### Goal of the exercise
Arrange the rows as a numbered list, from the first line through the line containing "legend-swatch xyxy=(1231,721,1253,728)", and leave out any blank lines.

## Start Data for this task

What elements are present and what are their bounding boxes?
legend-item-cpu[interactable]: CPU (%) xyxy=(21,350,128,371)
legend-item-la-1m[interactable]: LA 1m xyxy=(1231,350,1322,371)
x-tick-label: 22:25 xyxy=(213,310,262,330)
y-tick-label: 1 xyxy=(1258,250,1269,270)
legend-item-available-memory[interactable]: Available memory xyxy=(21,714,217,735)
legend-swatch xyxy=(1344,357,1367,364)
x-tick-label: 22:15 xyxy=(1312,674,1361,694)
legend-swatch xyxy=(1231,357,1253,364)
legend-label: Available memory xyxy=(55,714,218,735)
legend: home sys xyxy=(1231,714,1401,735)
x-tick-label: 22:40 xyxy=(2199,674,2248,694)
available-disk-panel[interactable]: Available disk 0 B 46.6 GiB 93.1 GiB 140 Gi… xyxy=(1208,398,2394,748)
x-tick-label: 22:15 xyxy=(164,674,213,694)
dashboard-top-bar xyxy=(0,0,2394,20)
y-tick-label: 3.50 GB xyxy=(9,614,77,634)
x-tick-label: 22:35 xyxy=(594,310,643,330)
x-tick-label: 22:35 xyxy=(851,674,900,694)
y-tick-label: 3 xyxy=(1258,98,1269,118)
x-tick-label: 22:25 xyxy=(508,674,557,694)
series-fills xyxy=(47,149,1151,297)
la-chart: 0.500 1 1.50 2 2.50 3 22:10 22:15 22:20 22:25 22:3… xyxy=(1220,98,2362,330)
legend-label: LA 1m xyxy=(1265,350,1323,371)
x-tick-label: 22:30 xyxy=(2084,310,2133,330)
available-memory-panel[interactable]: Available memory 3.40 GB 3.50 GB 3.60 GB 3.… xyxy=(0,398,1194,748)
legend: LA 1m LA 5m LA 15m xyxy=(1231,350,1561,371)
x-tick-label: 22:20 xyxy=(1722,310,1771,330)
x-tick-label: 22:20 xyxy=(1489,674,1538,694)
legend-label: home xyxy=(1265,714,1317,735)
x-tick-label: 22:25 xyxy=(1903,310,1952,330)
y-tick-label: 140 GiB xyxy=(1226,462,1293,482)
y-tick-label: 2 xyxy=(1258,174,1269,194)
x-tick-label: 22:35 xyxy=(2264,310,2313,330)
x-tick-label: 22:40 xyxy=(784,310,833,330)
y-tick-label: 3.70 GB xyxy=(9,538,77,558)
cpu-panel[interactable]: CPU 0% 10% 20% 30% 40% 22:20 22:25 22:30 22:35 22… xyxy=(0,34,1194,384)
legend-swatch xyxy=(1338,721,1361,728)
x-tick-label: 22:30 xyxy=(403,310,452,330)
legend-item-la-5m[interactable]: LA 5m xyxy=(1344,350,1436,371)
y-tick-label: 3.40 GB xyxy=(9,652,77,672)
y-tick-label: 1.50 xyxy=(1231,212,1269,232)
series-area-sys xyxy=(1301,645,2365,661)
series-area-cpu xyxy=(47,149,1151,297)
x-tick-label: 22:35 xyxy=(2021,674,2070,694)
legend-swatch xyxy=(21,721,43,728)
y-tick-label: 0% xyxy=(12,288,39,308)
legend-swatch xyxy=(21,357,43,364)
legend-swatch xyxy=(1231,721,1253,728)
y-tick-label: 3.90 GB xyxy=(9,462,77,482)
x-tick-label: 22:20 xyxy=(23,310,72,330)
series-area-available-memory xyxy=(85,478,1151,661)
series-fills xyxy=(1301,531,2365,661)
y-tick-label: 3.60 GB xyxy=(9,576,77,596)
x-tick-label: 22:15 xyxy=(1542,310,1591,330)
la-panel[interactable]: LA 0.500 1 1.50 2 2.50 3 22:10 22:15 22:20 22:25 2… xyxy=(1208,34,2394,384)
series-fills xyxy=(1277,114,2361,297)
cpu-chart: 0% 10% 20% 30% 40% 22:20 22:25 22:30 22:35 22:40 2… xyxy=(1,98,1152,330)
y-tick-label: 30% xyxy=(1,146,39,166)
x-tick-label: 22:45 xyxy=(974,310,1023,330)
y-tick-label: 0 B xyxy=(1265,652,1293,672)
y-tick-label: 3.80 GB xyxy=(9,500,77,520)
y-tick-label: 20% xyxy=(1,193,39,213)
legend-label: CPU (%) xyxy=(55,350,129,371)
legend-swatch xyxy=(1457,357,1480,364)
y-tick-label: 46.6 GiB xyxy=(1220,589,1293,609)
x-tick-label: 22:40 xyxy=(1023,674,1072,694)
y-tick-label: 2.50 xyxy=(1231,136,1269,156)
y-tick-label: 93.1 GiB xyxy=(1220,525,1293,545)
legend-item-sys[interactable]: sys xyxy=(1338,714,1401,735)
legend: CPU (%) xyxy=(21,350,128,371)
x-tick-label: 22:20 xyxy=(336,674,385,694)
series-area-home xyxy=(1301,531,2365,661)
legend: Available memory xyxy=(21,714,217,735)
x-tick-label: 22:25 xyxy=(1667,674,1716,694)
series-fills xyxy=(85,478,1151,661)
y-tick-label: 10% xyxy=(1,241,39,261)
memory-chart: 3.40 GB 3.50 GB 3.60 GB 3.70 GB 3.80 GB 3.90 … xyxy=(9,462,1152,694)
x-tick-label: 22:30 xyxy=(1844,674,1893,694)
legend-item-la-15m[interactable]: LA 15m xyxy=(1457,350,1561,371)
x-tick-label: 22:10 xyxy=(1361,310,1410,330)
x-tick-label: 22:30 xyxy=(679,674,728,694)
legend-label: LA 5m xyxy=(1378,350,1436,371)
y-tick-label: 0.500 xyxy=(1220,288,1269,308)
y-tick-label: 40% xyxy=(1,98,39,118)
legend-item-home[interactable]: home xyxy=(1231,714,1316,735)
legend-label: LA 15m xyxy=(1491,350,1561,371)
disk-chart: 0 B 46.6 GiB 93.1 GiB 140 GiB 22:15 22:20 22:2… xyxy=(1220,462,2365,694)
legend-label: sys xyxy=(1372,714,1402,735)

## End Data for this task

### Task response
1. What elements are present and what are their bounding boxes?
2. legend-item-cpu[interactable]: CPU (%) xyxy=(21,350,128,371)
3. legend-item-la-1m[interactable]: LA 1m xyxy=(1231,350,1322,371)
4. x-tick-label: 22:25 xyxy=(213,310,262,330)
5. y-tick-label: 1 xyxy=(1258,250,1269,270)
6. legend-item-available-memory[interactable]: Available memory xyxy=(21,714,217,735)
7. legend-swatch xyxy=(1344,357,1367,364)
8. x-tick-label: 22:15 xyxy=(1312,674,1361,694)
9. legend-swatch xyxy=(1231,357,1253,364)
10. legend-label: Available memory xyxy=(55,714,218,735)
11. legend: home sys xyxy=(1231,714,1401,735)
12. x-tick-label: 22:40 xyxy=(2199,674,2248,694)
13. available-disk-panel[interactable]: Available disk 0 B 46.6 GiB 93.1 GiB 140 Gi… xyxy=(1208,398,2394,748)
14. x-tick-label: 22:15 xyxy=(164,674,213,694)
15. dashboard-top-bar xyxy=(0,0,2394,20)
16. y-tick-label: 3.50 GB xyxy=(9,614,77,634)
17. x-tick-label: 22:35 xyxy=(594,310,643,330)
18. x-tick-label: 22:35 xyxy=(851,674,900,694)
19. y-tick-label: 3 xyxy=(1258,98,1269,118)
20. x-tick-label: 22:25 xyxy=(508,674,557,694)
21. series-fills xyxy=(47,149,1151,297)
22. la-chart: 0.500 1 1.50 2 2.50 3 22:10 22:15 22:20 22:25 22:3… xyxy=(1220,98,2362,330)
23. legend-label: LA 1m xyxy=(1265,350,1323,371)
24. x-tick-label: 22:30 xyxy=(2084,310,2133,330)
25. available-memory-panel[interactable]: Available memory 3.40 GB 3.50 GB 3.60 GB 3.… xyxy=(0,398,1194,748)
26. legend: LA 1m LA 5m LA 15m xyxy=(1231,350,1561,371)
27. x-tick-label: 22:20 xyxy=(1722,310,1771,330)
28. x-tick-label: 22:20 xyxy=(1489,674,1538,694)
29. legend-label: home xyxy=(1265,714,1317,735)
30. x-tick-label: 22:25 xyxy=(1903,310,1952,330)
31. y-tick-label: 140 GiB xyxy=(1226,462,1293,482)
32. y-tick-label: 2 xyxy=(1258,174,1269,194)
33. x-tick-label: 22:35 xyxy=(2264,310,2313,330)
34. x-tick-label: 22:40 xyxy=(784,310,833,330)
35. y-tick-label: 3.70 GB xyxy=(9,538,77,558)
36. cpu-panel[interactable]: CPU 0% 10% 20% 30% 40% 22:20 22:25 22:30 22:35 22… xyxy=(0,34,1194,384)
37. legend-swatch xyxy=(1338,721,1361,728)
38. x-tick-label: 22:30 xyxy=(403,310,452,330)
39. legend-item-la-5m[interactable]: LA 5m xyxy=(1344,350,1436,371)
40. y-tick-label: 3.40 GB xyxy=(9,652,77,672)
41. y-tick-label: 1.50 xyxy=(1231,212,1269,232)
42. series-area-sys xyxy=(1301,645,2365,661)
43. series-area-cpu xyxy=(47,149,1151,297)
44. x-tick-label: 22:35 xyxy=(2021,674,2070,694)
45. legend-swatch xyxy=(21,721,43,728)
46. y-tick-label: 0% xyxy=(12,288,39,308)
47. legend-swatch xyxy=(21,357,43,364)
48. legend-swatch xyxy=(1231,721,1253,728)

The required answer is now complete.